• Task objective:
Copy, from the entries below, each line in which the string "Histogrammes" appears.
--- Material shown ---
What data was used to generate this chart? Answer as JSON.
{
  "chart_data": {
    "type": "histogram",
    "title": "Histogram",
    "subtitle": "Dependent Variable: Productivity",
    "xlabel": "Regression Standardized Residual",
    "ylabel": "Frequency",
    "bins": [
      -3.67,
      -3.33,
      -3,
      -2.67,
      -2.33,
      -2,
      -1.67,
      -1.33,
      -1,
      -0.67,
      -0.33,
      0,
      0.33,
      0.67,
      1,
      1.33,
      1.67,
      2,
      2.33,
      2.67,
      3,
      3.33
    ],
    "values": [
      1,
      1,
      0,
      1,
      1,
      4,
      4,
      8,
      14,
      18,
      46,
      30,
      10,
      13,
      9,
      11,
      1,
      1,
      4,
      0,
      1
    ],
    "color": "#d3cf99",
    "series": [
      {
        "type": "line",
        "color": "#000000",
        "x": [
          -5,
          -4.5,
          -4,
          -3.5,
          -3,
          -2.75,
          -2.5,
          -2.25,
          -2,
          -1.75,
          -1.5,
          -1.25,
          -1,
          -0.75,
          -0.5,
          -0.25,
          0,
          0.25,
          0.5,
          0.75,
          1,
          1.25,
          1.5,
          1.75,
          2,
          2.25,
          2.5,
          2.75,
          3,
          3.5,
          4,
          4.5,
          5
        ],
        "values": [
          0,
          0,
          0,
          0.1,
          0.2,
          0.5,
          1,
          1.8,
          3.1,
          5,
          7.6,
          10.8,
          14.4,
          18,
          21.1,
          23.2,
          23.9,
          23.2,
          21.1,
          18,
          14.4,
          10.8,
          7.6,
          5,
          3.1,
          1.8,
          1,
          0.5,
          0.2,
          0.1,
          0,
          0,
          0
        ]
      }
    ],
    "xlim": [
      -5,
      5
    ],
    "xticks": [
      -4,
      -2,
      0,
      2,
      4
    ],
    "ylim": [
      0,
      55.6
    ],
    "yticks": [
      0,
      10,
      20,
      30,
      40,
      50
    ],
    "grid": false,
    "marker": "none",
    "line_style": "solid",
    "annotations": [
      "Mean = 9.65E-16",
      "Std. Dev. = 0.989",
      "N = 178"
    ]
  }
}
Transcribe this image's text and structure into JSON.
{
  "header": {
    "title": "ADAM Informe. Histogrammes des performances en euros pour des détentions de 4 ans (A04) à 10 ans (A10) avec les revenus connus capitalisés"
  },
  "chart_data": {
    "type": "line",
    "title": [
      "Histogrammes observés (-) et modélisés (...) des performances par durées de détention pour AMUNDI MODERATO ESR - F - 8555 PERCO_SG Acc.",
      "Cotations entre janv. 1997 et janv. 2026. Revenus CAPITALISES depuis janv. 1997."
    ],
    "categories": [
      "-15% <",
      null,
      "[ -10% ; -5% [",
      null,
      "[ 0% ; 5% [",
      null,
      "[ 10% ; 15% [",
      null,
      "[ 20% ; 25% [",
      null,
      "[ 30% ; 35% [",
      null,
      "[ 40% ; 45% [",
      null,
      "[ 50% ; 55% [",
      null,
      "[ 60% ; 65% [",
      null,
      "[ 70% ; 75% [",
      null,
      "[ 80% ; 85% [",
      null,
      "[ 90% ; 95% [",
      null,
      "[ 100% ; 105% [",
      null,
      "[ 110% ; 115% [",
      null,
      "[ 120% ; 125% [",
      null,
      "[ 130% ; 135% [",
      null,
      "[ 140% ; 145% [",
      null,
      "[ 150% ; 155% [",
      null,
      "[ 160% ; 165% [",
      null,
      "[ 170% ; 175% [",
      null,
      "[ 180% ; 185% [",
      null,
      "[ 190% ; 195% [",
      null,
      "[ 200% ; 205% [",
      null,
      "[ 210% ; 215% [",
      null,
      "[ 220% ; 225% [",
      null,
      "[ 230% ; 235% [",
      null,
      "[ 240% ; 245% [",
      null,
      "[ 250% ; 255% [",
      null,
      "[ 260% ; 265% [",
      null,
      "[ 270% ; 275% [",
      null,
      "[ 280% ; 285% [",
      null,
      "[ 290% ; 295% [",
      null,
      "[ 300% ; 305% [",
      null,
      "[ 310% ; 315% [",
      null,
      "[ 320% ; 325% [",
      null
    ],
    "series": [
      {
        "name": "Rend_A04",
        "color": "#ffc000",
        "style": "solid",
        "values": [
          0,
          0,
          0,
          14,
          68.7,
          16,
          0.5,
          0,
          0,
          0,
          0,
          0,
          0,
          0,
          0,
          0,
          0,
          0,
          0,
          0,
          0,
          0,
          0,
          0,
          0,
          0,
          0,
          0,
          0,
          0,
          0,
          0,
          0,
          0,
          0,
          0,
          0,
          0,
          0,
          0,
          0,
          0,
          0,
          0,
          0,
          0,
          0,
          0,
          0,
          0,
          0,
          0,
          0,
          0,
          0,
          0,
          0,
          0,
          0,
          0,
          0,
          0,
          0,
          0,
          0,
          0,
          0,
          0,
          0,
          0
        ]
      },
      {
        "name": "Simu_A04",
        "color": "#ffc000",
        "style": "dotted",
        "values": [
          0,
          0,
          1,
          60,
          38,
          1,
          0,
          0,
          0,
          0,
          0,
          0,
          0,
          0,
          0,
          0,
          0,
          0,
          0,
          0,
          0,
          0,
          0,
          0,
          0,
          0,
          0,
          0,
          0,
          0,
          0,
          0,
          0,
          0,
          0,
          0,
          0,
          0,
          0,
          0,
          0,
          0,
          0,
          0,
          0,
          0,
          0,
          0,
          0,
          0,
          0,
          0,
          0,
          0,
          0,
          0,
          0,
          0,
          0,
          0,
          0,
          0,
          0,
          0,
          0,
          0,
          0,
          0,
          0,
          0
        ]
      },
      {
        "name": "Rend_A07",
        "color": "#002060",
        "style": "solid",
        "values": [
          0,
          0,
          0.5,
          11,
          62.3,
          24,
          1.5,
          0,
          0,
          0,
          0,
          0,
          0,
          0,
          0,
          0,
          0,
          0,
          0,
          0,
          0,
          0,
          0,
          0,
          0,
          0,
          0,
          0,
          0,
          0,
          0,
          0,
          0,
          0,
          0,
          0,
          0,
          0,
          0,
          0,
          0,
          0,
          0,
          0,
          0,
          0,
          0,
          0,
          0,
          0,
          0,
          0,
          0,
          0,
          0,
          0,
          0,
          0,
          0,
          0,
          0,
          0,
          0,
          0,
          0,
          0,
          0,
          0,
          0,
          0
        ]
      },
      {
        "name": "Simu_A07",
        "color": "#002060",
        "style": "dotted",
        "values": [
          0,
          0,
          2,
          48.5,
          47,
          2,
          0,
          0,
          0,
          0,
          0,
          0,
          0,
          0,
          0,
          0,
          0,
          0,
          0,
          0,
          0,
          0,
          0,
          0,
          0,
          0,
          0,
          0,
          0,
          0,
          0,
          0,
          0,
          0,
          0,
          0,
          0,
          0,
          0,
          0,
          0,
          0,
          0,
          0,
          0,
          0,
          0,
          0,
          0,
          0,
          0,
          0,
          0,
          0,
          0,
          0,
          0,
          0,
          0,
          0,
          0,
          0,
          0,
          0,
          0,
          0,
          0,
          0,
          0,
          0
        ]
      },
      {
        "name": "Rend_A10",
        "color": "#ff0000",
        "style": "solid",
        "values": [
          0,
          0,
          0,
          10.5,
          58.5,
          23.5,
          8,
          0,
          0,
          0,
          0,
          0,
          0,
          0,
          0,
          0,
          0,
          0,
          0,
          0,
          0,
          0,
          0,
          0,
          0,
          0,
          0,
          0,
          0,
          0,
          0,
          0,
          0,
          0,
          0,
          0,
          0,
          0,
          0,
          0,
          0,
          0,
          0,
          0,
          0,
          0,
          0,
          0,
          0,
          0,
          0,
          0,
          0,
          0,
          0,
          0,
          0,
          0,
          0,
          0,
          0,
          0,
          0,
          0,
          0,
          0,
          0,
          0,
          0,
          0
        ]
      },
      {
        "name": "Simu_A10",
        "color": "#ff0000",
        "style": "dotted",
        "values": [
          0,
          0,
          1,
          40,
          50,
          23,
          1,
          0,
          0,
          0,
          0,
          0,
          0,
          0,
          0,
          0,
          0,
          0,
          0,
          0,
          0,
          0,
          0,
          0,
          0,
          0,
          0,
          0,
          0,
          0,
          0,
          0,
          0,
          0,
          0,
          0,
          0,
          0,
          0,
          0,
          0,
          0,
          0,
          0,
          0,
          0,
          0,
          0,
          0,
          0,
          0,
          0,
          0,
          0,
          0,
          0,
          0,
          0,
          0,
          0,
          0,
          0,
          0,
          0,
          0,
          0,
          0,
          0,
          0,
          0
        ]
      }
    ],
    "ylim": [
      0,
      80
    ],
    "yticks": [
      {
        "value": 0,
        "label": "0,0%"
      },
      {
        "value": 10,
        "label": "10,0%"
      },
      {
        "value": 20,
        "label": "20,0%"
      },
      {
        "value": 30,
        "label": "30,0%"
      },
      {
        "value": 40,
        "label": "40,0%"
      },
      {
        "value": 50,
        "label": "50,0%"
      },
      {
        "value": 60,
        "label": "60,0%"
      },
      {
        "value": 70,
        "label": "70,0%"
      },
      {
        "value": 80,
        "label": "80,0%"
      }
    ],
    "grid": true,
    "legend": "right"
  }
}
---
• Solution for this problem:
    "title": "ADAM Informe. Histogrammes des performances en euros pour des détentions de 4 ans (A04) à 10 ans (A10) avec les revenus connus capitalisés"
      "Histogrammes observés (-) et modélisés (...) des performances par durées de détention pour AMUNDI MODERATO ESR - F - 8555 PERCO_SG Acc.",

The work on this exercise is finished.